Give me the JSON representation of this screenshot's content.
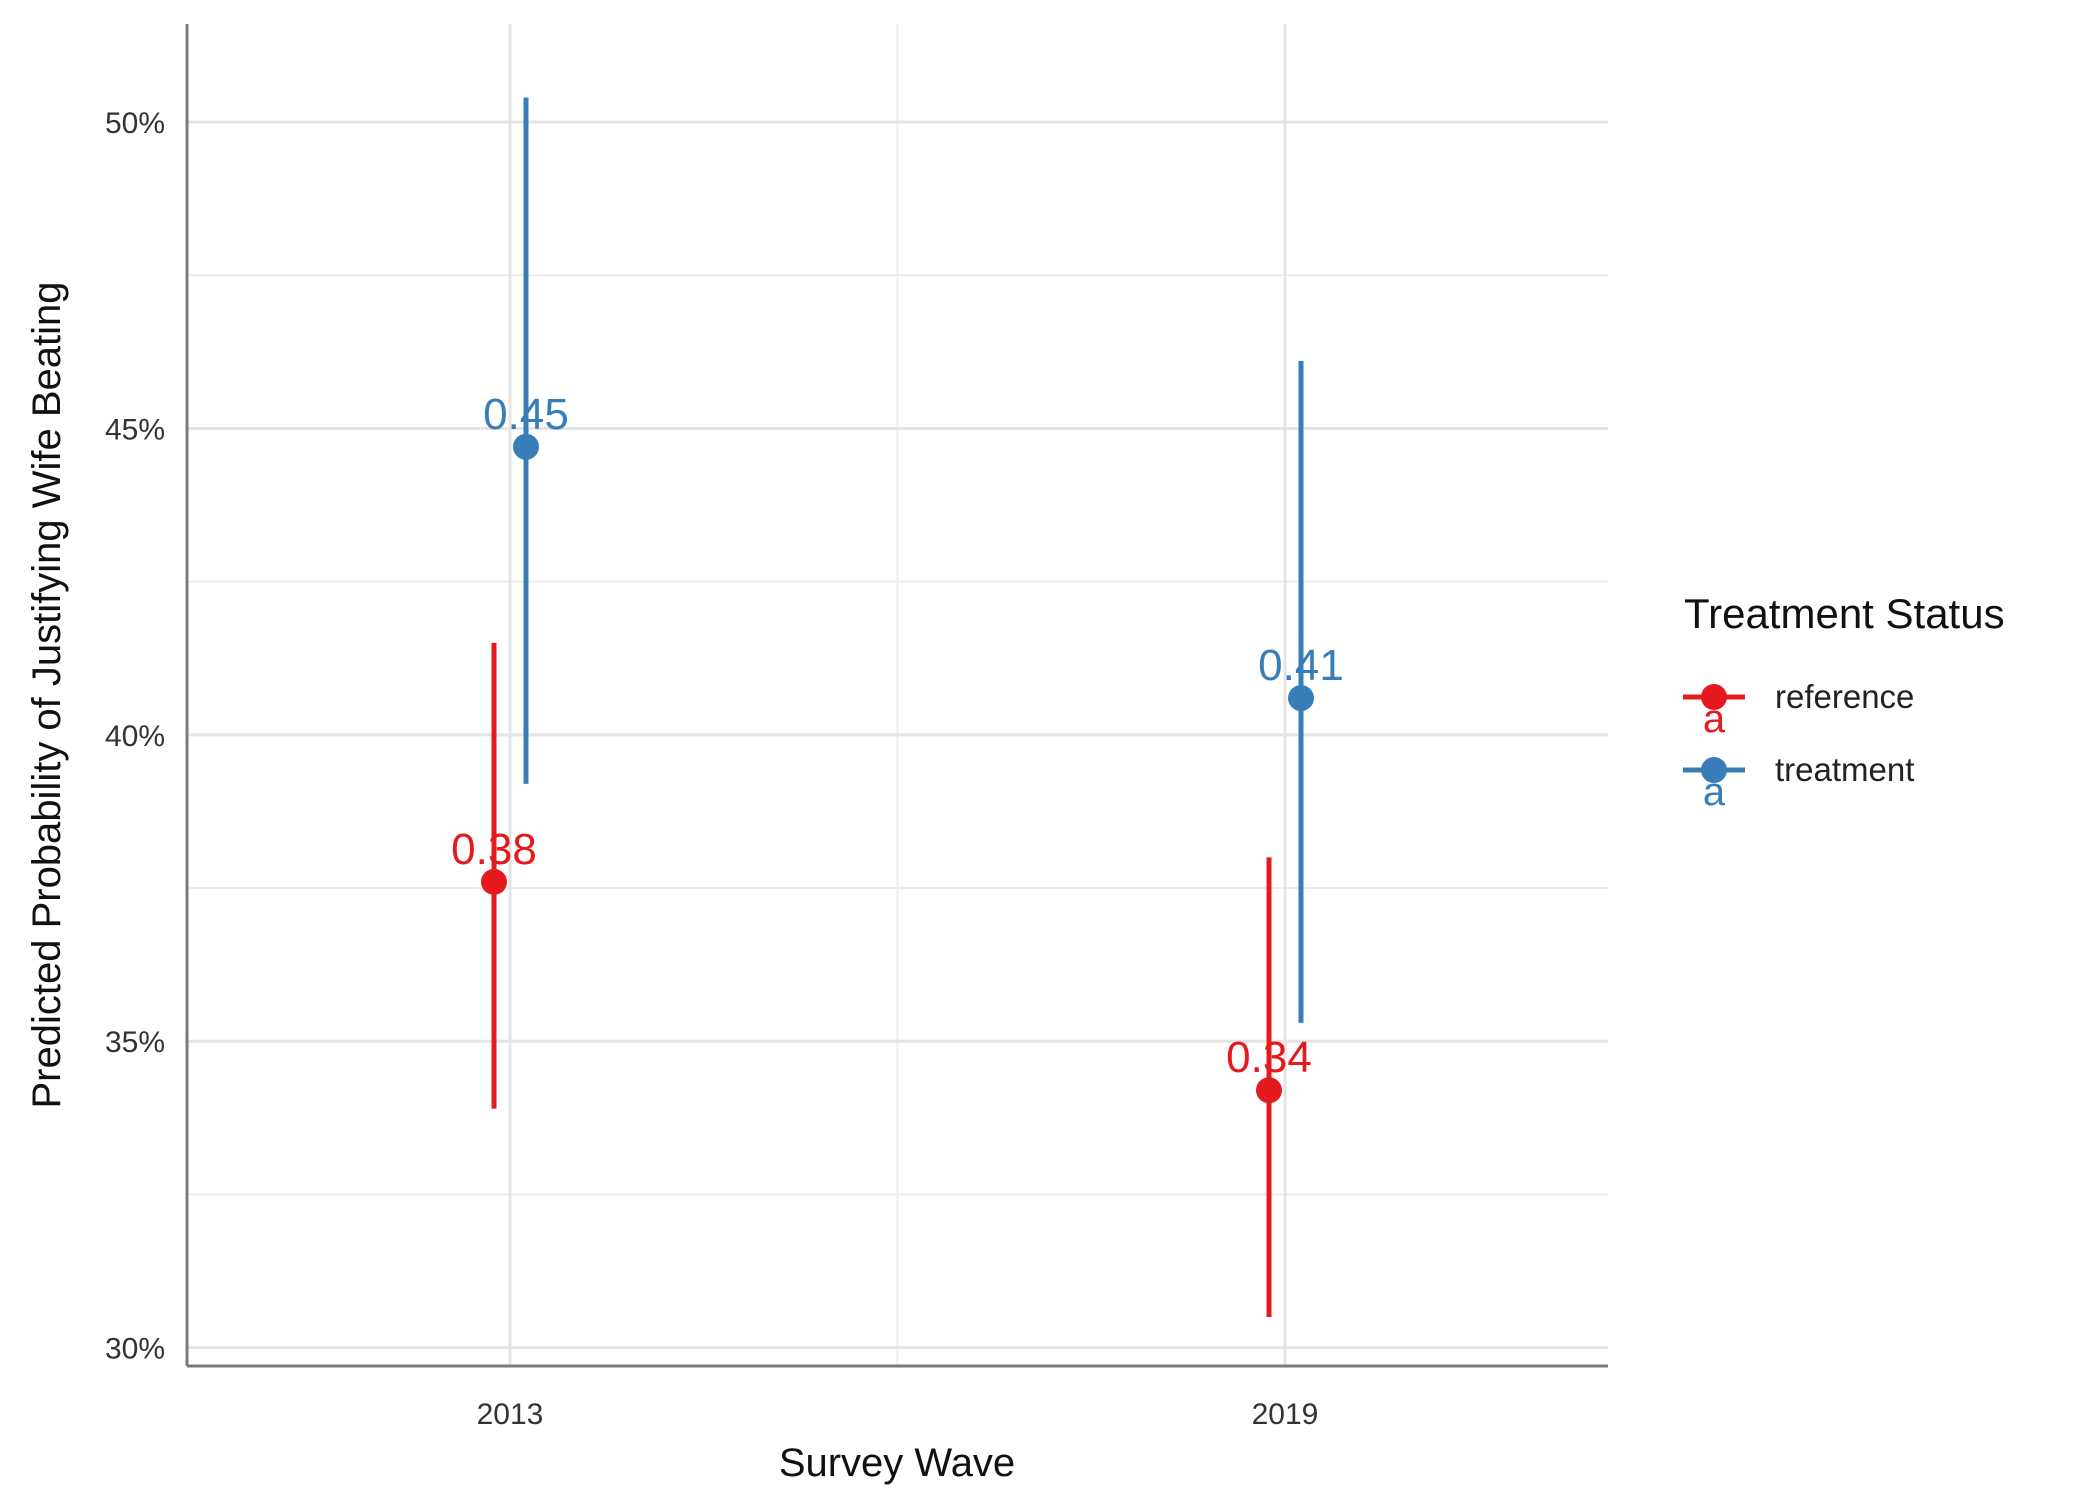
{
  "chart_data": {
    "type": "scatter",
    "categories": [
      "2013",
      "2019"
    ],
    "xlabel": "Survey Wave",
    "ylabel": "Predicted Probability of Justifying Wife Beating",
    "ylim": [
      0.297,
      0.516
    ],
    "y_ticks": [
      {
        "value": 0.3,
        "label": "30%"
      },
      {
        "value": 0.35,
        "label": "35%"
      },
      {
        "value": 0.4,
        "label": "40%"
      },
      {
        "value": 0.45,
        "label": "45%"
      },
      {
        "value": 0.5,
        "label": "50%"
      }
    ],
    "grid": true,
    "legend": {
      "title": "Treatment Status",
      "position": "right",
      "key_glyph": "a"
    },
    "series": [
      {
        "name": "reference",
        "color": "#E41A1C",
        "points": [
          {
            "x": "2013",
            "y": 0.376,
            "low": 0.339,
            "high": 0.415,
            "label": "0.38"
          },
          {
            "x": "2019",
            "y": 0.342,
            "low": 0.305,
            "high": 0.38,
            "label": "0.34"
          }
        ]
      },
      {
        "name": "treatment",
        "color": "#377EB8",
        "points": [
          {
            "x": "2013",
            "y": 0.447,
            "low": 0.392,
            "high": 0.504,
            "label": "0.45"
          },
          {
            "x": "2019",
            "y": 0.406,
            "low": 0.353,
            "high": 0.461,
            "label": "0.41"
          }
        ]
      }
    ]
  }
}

______________________________

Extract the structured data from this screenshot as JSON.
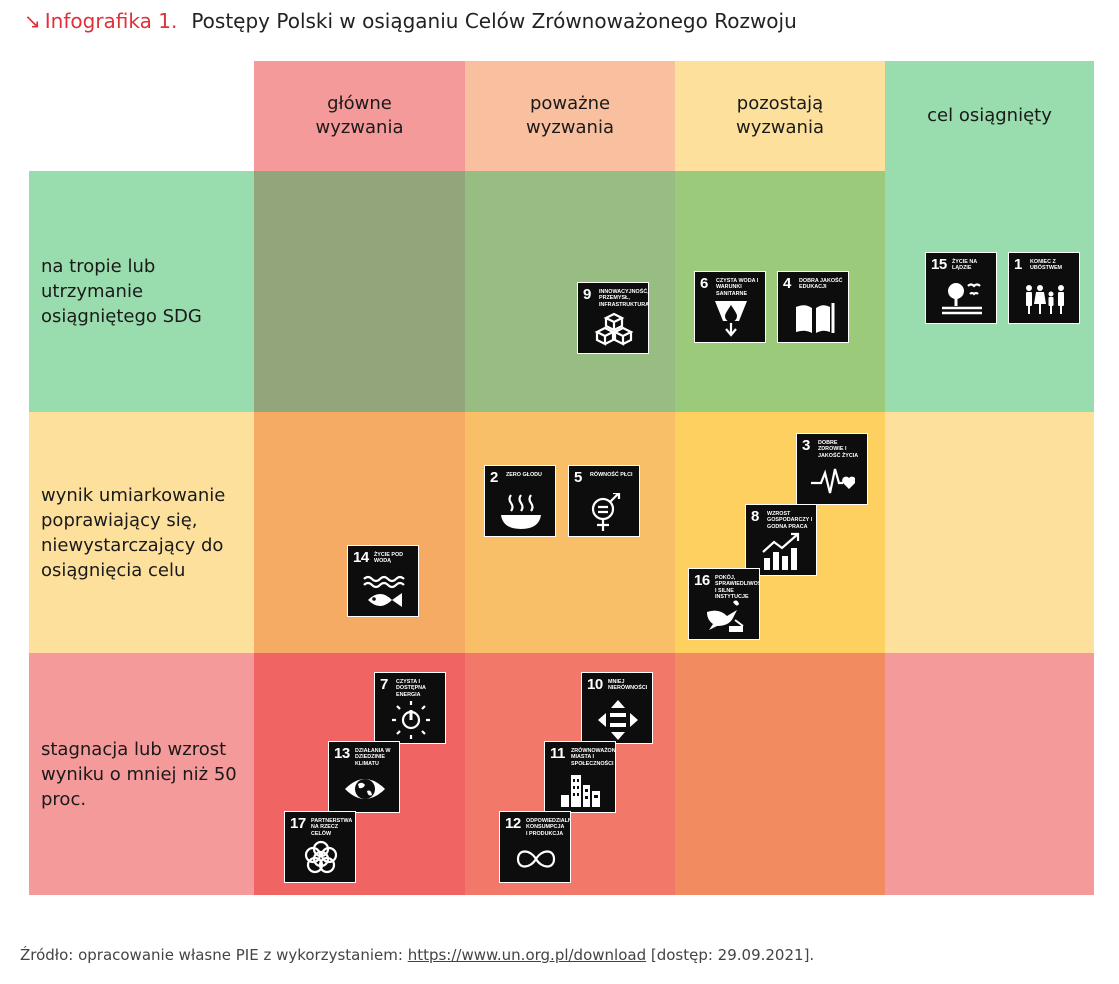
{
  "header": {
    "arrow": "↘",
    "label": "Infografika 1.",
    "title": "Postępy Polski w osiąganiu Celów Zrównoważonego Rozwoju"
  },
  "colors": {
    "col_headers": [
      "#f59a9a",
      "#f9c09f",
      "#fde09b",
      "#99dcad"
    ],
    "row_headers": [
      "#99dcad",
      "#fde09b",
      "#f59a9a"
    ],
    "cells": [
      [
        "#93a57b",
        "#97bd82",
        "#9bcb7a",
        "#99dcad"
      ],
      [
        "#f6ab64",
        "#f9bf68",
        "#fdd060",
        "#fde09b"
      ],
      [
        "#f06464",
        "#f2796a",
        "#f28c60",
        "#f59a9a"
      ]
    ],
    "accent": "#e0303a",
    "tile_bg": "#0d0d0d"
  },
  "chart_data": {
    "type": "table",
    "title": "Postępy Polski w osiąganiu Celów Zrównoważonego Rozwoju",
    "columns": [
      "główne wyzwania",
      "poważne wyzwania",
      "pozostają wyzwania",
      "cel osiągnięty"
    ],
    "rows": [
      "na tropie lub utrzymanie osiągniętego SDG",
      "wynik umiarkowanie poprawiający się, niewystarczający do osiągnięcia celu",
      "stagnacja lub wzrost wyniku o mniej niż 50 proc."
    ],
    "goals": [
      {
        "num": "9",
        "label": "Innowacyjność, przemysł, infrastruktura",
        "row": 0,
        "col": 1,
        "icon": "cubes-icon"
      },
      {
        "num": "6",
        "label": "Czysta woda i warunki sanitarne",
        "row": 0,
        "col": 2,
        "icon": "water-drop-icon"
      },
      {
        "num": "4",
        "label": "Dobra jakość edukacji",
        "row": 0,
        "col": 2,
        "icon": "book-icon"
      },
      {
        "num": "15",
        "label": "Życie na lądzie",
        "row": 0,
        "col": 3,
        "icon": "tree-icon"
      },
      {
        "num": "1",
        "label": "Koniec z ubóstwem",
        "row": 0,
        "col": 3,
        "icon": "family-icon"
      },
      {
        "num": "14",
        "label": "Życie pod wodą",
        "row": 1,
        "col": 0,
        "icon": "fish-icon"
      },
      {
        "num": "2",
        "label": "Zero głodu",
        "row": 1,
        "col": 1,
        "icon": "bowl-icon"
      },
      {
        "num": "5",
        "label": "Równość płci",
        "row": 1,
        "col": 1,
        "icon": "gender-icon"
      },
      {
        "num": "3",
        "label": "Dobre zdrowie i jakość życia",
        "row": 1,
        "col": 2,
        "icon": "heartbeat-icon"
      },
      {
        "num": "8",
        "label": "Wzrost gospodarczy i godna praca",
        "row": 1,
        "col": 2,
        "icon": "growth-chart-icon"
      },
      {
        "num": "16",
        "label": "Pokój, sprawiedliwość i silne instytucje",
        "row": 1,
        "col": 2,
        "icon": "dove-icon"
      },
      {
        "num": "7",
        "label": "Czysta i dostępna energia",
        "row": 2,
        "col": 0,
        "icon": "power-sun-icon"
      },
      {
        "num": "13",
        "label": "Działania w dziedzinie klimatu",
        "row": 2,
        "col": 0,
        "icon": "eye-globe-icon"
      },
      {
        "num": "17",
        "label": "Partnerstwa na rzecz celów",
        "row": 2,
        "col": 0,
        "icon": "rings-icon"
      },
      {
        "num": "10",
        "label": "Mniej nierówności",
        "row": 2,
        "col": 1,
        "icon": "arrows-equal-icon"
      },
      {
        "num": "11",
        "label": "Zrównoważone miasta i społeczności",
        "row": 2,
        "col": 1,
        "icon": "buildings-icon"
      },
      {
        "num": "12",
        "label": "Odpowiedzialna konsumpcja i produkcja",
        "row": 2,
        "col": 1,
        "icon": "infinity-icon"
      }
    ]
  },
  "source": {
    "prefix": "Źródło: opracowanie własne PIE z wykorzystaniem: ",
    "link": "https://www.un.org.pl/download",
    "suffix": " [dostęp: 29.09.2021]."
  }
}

______________________________

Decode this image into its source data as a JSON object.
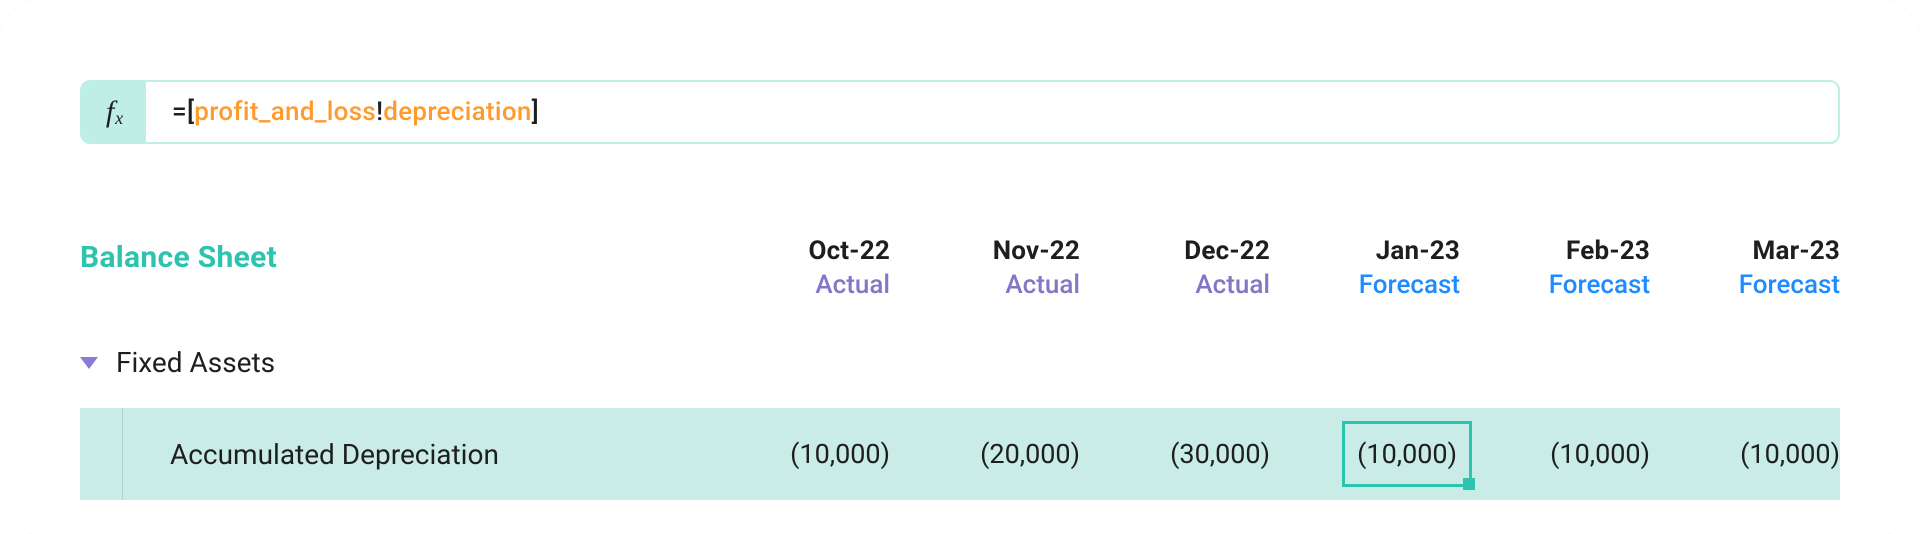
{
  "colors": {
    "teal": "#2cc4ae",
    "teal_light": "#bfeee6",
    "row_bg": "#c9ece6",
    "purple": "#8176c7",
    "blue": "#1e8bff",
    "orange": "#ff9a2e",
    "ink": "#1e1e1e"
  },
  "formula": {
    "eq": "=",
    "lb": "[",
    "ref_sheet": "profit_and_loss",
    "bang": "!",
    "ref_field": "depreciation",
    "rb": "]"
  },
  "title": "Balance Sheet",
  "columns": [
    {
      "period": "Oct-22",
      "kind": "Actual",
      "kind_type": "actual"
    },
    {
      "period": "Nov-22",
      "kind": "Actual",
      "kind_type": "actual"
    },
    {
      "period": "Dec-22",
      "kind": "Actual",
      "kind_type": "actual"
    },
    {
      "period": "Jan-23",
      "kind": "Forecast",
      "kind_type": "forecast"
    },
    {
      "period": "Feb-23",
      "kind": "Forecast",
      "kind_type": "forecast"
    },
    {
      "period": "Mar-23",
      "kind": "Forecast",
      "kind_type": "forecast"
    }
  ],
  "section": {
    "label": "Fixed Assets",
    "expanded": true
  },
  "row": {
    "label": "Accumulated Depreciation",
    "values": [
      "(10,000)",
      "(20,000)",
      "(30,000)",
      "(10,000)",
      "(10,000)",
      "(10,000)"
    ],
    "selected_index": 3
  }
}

______________________________

OBJECTIVE => Work out how many lines of the material above contain the word "wyzwania", then give only that figure.

CORRECT RESPONSE => 3